The problem - Write out exactly the lines from the one containing "What text is on this page?" through the last line of the records below, including both.

◆ ◆ ◆ ◆

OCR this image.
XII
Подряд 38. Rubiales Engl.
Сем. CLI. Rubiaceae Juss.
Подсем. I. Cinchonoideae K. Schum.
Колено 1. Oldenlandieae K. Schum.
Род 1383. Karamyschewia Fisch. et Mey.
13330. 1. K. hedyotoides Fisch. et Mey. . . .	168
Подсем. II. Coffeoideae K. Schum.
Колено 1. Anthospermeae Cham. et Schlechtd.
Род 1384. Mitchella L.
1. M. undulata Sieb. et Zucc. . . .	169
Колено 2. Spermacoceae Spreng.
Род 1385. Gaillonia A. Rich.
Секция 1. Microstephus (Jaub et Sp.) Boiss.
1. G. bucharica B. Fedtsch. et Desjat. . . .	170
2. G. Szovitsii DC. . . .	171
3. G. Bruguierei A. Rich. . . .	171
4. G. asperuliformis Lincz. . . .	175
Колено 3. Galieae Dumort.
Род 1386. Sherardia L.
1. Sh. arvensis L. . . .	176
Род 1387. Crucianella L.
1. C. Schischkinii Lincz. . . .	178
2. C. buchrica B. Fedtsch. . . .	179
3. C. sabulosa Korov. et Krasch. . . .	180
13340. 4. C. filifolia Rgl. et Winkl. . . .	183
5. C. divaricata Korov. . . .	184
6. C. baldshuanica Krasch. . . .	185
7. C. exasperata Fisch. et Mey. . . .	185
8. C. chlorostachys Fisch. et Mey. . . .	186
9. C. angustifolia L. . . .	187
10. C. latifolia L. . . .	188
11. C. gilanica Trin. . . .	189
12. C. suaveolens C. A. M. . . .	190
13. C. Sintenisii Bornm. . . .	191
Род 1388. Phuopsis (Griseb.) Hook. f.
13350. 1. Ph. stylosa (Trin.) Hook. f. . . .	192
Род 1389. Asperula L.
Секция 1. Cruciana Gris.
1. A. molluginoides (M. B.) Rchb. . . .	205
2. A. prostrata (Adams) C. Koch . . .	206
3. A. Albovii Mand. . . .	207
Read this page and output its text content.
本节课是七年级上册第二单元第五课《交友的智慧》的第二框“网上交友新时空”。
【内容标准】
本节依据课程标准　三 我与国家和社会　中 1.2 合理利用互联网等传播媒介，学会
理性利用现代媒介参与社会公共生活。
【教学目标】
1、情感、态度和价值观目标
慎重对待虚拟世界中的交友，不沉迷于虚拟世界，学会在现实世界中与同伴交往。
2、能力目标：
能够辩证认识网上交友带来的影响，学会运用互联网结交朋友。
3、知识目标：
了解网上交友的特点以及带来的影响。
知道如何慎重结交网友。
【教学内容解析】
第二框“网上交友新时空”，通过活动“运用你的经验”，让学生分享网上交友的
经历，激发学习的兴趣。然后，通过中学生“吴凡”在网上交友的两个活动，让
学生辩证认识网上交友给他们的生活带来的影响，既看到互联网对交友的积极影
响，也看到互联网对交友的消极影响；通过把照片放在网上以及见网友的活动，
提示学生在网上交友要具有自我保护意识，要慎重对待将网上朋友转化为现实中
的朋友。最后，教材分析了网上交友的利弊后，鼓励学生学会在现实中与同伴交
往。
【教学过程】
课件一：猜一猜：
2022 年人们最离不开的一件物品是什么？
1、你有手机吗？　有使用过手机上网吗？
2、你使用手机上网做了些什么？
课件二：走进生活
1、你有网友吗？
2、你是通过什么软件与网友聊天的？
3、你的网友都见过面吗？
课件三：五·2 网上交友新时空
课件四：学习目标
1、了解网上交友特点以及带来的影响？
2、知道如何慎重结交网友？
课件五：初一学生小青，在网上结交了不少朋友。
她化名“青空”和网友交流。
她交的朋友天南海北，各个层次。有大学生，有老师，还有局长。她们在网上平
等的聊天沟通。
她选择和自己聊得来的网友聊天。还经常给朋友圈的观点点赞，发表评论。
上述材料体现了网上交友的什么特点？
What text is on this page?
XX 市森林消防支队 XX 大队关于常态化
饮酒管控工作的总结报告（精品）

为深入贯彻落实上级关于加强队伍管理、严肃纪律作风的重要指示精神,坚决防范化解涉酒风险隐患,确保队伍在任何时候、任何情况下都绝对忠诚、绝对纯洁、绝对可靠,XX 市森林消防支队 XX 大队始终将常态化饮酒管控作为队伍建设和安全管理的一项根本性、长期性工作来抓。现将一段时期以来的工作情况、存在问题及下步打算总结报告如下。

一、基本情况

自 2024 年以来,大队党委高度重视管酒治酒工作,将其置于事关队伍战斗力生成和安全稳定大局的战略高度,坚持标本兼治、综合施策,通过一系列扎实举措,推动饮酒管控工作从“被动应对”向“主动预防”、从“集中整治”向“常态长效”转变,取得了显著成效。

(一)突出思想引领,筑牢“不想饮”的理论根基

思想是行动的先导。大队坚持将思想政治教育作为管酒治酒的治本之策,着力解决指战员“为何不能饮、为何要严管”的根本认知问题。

◆ ◆ ◆ ◆

Response -
What text is on this page?
XX 市森林消防支队 XX 大队关于常态化
饮酒管控工作的总结报告（精品）

为深入贯彻落实上级关于加强队伍管理、严肃纪律作风的重要指示精神,坚决防范化解涉酒风险隐患,确保队伍在任何时候、任何情况下都绝对忠诚、绝对纯洁、绝对可靠,XX 市森林消防支队 XX 大队始终将常态化饮酒管控作为队伍建设和安全管理的一项根本性、长期性工作来抓。现将一段时期以来的工作情况、存在问题及下步打算总结报告如下。

一、基本情况

自 2024 年以来,大队党委高度重视管酒治酒工作,将其置于事关队伍战斗力生成和安全稳定大局的战略高度,坚持标本兼治、综合施策,通过一系列扎实举措,推动饮酒管控工作从“被动应对”向“主动预防”、从“集中整治”向“常态长效”转变,取得了显著成效。

(一)突出思想引领,筑牢“不想饮”的理论根基

思想是行动的先导。大队坚持将思想政治教育作为管酒治酒的治本之策,着力解决指战员“为何不能饮、为何要严管”的根本认知问题。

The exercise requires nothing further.